- **Task brief**: Give the entries again, word for word.
───
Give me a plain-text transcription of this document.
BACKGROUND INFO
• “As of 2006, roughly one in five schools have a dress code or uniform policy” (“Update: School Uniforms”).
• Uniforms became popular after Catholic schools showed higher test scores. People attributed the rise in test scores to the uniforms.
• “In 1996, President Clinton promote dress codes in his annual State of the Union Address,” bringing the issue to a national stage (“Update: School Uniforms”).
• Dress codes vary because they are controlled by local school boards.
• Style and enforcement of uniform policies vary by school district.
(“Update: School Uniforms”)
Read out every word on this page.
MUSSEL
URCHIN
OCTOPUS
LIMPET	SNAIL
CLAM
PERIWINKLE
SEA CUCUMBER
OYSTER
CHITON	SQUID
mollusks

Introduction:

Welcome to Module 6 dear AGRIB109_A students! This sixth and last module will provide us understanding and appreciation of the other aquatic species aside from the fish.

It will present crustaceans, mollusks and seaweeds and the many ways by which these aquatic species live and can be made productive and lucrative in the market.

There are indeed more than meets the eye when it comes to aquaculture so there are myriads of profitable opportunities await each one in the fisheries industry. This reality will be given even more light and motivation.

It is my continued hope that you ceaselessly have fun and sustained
───
- **Answer to the exercise**:
Give me a plain-text transcription of this document.
BACKGROUND INFO
• “As of 2006, roughly one in five schools have a dress code or uniform policy” (“Update: School Uniforms”).
• Uniforms became popular after Catholic schools showed higher test scores. People attributed the rise in test scores to the uniforms.
• “In 1996, President Clinton promote dress codes in his annual State of the Union Address,” bringing the issue to a national stage (“Update: School Uniforms”).
• Dress codes vary because they are controlled by local school boards.
• Style and enforcement of uniform policies vary by school district.
(“Update: School Uniforms”)
Read out every word on this page.
MUSSEL
URCHIN
OCTOPUS
LIMPET	SNAIL
CLAM
PERIWINKLE
SEA CUCUMBER
OYSTER
CHITON	SQUID
mollusks

Introduction:

Welcome to Module 6 dear AGRIB109_A students! This sixth and last module will provide us understanding and appreciation of the other aquatic species aside from the fish.

It will present crustaceans, mollusks and seaweeds and the many ways by which these aquatic species live and can be made productive and lucrative in the market.

There are indeed more than meets the eye when it comes to aquaculture so there are myriads of profitable opportunities await each one in the fisheries industry. This reality will be given even more light and motivation.

It is my continued hope that you ceaselessly have fun and sustained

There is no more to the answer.